▶ **Exercise directions**
The records that follow are to be transcribed in full, without their images.

#### Data records ####

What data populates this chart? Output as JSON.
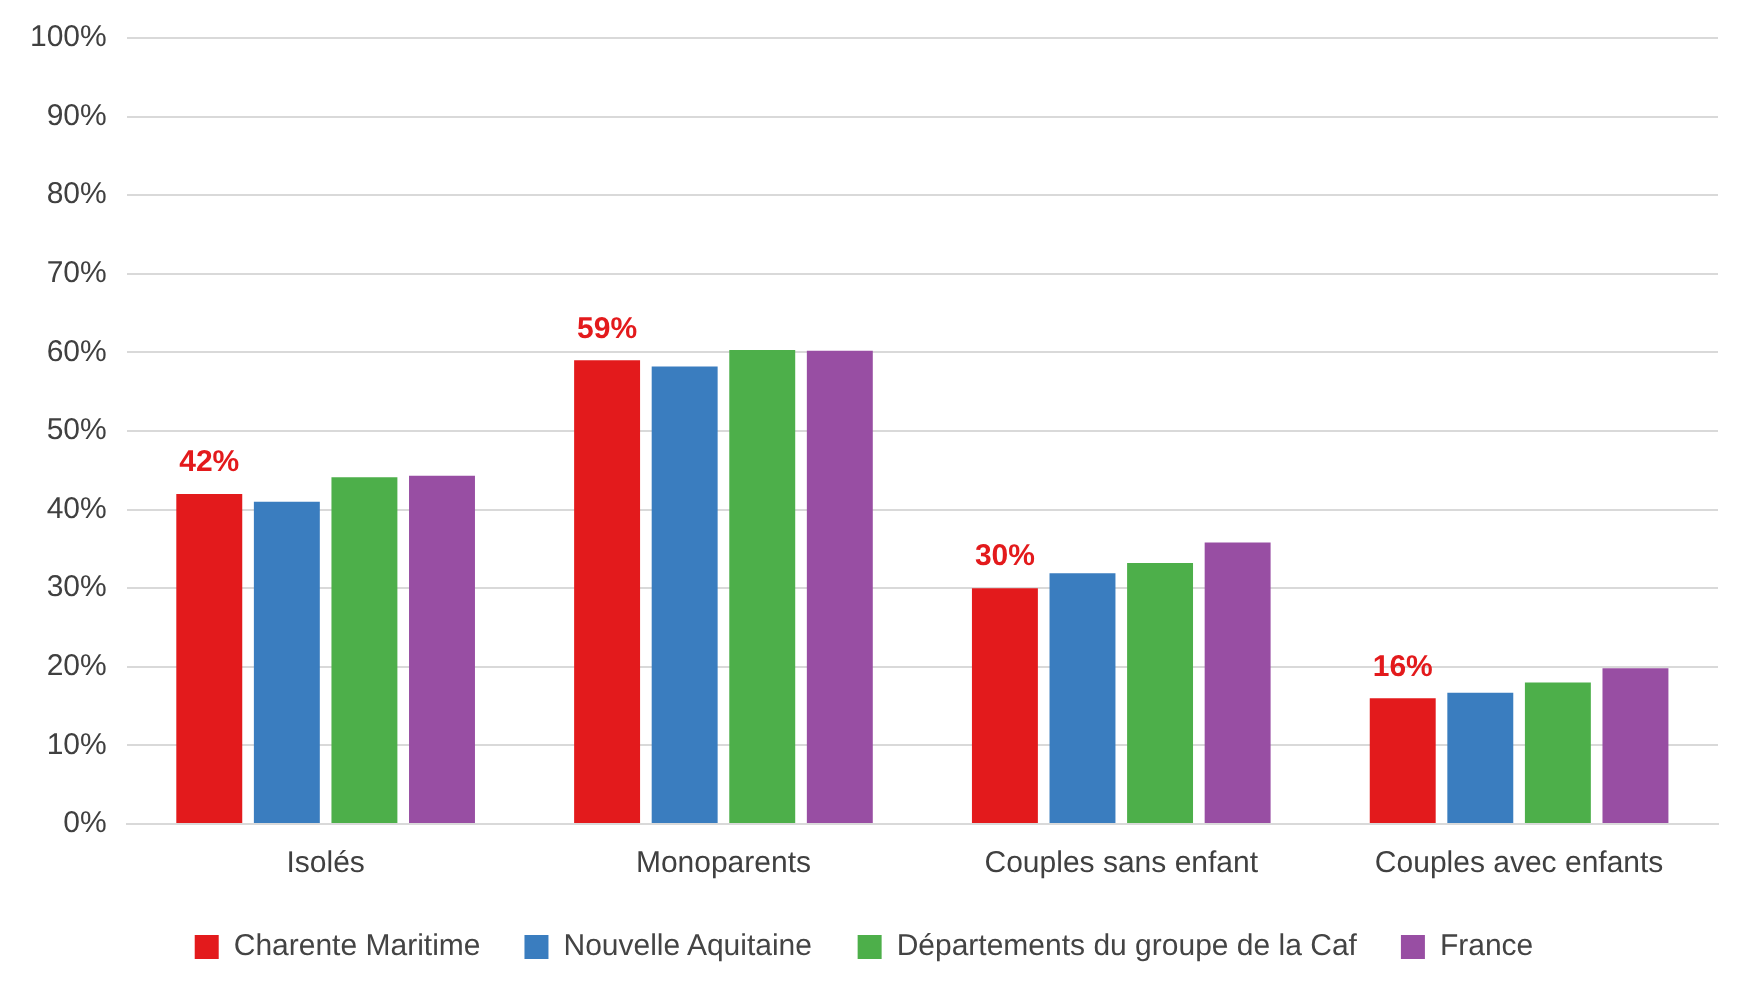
{
  "chart_data": {
    "type": "bar",
    "categories": [
      "Isolés",
      "Monoparents",
      "Couples sans enfant",
      "Couples avec enfants"
    ],
    "series": [
      {
        "name": "Charente Maritime",
        "color": "#e31a1c",
        "values": [
          42,
          59,
          30,
          16
        ],
        "value_labels": [
          "42%",
          "59%",
          "30%",
          "16%"
        ]
      },
      {
        "name": "Nouvelle Aquitaine",
        "color": "#3a7dbf",
        "values": [
          41,
          58.2,
          31.9,
          16.7
        ]
      },
      {
        "name": "Départements du groupe de la Caf",
        "color": "#4daf4a",
        "values": [
          44.1,
          60.3,
          33.2,
          18
        ]
      },
      {
        "name": "France",
        "color": "#984ea3",
        "values": [
          44.3,
          60.2,
          35.8,
          19.8
        ]
      }
    ],
    "ylim": [
      0,
      100
    ],
    "yticks": [
      {
        "value": 0,
        "label": "0%"
      },
      {
        "value": 10,
        "label": "10%"
      },
      {
        "value": 20,
        "label": "20%"
      },
      {
        "value": 30,
        "label": "30%"
      },
      {
        "value": 40,
        "label": "40%"
      },
      {
        "value": 50,
        "label": "50%"
      },
      {
        "value": 60,
        "label": "60%"
      },
      {
        "value": 70,
        "label": "70%"
      },
      {
        "value": 80,
        "label": "80%"
      },
      {
        "value": 90,
        "label": "90%"
      },
      {
        "value": 100,
        "label": "100%"
      }
    ],
    "grid": "y",
    "legend": "bottom"
  }
}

####

▶ **Task solution**
What data populates this chart? Output as JSON.
{
  "chart_data": {
    "type": "bar",
    "categories": [
      "Isolés",
      "Monoparents",
      "Couples sans enfant",
      "Couples avec enfants"
    ],
    "series": [
      {
        "name": "Charente Maritime",
        "color": "#e31a1c",
        "values": [
          42,
          59,
          30,
          16
        ],
        "value_labels": [
          "42%",
          "59%",
          "30%",
          "16%"
        ]
      },
      {
        "name": "Nouvelle Aquitaine",
        "color": "#3a7dbf",
        "values": [
          41,
          58.2,
          31.9,
          16.7
        ]
      },
      {
        "name": "Départements du groupe de la Caf",
        "color": "#4daf4a",
        "values": [
          44.1,
          60.3,
          33.2,
          18
        ]
      },
      {
        "name": "France",
        "color": "#984ea3",
        "values": [
          44.3,
          60.2,
          35.8,
          19.8
        ]
      }
    ],
    "ylim": [
      0,
      100
    ],
    "yticks": [
      {
        "value": 0,
        "label": "0%"
      },
      {
        "value": 10,
        "label": "10%"
      },
      {
        "value": 20,
        "label": "20%"
      },
      {
        "value": 30,
        "label": "30%"
      },
      {
        "value": 40,
        "label": "40%"
      },
      {
        "value": 50,
        "label": "50%"
      },
      {
        "value": 60,
        "label": "60%"
      },
      {
        "value": 70,
        "label": "70%"
      },
      {
        "value": 80,
        "label": "80%"
      },
      {
        "value": 90,
        "label": "90%"
      },
      {
        "value": 100,
        "label": "100%"
      }
    ],
    "grid": "y",
    "legend": "bottom"
  }
}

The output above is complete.